- **GIVEN EXERCISE**
In the listing below, pick out lines with "climb".

- **DATASET**
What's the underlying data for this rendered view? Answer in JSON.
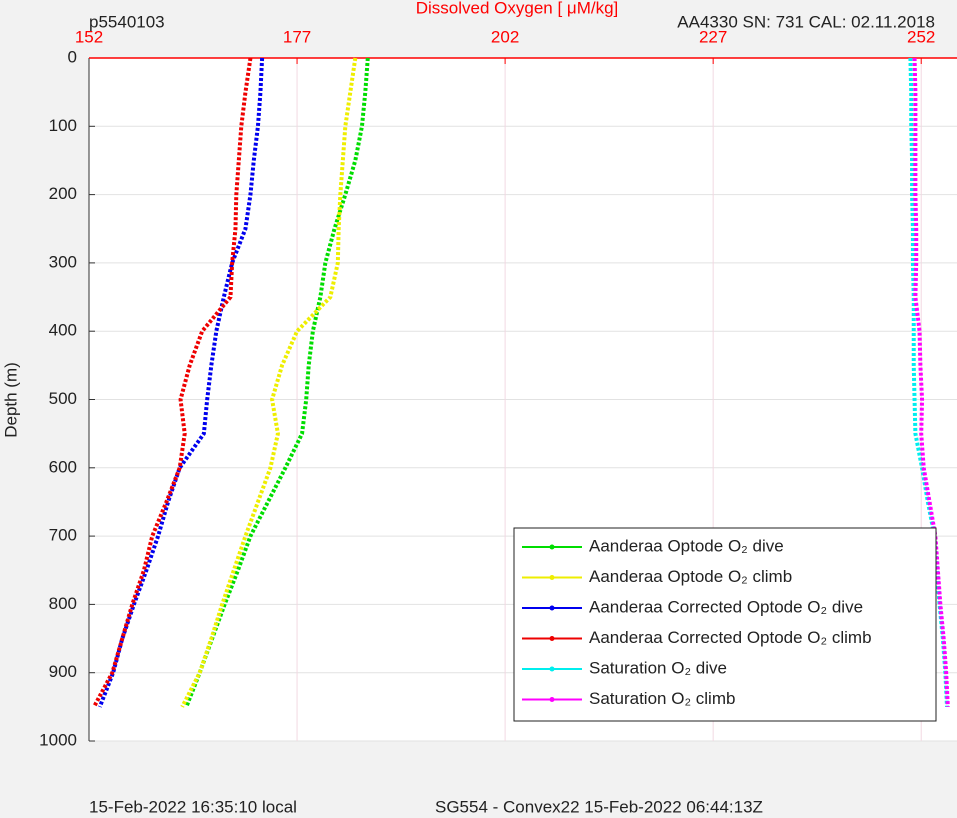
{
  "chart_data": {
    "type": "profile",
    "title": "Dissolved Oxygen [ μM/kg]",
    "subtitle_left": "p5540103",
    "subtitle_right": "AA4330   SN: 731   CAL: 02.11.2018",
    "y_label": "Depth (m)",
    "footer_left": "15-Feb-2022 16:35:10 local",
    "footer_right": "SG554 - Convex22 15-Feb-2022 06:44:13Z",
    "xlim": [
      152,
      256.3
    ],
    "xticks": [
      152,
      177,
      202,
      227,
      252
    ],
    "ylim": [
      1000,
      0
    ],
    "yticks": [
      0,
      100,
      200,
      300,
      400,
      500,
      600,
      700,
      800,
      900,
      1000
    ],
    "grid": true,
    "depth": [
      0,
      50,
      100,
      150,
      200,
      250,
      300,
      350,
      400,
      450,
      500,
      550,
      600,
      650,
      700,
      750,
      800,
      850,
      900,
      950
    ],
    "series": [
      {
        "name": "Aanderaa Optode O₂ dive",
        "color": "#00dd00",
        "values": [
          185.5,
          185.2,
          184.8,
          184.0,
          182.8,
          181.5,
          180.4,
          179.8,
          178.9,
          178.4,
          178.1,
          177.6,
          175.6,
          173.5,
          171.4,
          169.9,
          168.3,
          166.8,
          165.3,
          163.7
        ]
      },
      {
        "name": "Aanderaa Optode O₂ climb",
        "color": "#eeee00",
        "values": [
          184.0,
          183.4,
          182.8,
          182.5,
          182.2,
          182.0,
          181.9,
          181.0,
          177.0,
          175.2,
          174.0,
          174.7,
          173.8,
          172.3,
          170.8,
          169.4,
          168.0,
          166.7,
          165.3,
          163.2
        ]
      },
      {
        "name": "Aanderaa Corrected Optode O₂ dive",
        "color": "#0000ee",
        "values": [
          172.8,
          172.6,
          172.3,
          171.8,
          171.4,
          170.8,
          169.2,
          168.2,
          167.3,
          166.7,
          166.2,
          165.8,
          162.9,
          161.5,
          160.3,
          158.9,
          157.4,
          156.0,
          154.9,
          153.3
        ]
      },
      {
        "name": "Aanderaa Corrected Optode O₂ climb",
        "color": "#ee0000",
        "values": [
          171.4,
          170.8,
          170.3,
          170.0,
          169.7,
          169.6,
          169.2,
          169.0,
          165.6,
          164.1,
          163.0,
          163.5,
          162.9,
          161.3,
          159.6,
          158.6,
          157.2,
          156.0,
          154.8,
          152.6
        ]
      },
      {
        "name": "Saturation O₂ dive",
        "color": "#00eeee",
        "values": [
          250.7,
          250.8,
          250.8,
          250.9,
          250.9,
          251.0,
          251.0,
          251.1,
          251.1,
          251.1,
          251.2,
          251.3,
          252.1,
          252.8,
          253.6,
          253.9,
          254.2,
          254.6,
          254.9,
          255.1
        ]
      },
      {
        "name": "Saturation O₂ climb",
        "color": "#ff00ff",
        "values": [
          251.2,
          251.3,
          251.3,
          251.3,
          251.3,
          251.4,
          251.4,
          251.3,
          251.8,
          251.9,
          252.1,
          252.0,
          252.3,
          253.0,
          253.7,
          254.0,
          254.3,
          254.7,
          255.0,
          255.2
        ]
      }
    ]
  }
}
---
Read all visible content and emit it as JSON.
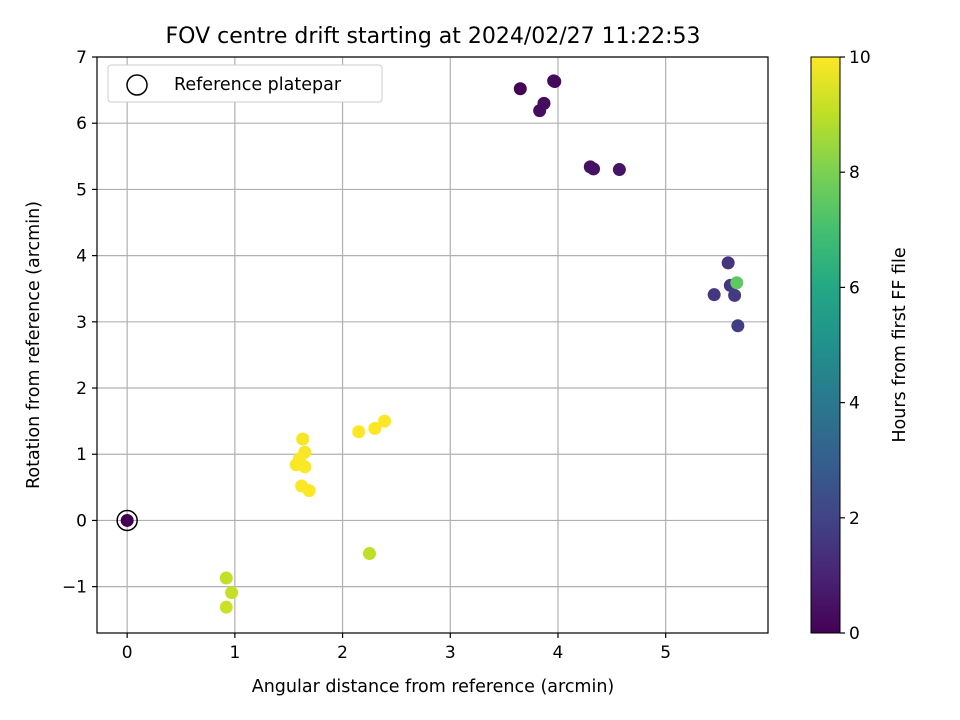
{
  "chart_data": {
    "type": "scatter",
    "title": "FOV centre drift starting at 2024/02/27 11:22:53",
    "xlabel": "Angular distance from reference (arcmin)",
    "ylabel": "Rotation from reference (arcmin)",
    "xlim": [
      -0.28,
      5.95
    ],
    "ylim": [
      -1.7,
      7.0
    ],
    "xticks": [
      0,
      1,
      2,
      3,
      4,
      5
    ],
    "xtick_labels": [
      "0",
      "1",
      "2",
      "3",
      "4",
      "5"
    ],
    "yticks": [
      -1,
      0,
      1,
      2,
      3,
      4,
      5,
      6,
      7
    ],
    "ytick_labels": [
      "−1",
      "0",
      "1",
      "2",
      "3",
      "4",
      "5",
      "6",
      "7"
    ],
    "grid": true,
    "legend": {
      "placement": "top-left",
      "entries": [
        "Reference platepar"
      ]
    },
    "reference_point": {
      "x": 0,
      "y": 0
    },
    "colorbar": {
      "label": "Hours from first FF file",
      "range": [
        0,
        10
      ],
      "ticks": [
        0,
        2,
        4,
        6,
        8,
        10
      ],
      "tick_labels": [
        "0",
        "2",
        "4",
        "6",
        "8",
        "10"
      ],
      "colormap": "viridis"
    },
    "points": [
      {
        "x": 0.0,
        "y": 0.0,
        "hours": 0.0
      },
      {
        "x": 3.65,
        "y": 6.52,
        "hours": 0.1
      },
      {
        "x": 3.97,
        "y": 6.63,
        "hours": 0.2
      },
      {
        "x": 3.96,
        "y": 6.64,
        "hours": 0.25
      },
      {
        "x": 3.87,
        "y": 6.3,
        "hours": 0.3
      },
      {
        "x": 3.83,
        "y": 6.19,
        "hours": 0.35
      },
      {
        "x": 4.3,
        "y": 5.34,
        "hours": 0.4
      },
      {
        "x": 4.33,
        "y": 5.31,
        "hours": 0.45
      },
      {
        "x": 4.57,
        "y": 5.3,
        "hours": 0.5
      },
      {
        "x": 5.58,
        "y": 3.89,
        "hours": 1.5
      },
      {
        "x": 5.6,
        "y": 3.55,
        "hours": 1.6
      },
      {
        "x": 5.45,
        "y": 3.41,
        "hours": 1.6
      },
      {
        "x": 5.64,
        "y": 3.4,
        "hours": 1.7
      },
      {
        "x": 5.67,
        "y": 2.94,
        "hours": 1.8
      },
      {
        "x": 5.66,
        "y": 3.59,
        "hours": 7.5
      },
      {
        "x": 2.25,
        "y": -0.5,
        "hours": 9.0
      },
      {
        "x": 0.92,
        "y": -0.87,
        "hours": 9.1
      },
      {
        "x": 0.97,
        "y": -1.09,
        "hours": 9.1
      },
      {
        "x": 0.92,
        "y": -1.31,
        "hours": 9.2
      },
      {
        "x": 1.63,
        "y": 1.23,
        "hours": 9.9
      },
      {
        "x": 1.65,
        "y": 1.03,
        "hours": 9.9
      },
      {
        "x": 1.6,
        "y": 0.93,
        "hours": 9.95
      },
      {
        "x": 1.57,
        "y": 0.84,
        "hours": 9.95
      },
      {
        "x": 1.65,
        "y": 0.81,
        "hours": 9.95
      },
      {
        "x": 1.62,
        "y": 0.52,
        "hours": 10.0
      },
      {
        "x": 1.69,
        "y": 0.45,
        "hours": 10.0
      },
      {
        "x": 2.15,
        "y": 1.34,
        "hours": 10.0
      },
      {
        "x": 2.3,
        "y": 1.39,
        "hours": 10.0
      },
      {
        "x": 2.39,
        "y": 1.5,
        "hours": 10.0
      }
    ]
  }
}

- **RESPONSE TO THIS TASK**
        "name": "Aanderaa Optode O₂ climb",
        "name": "Aanderaa Corrected Optode O₂ climb",
        "name": "Saturation O₂ climb",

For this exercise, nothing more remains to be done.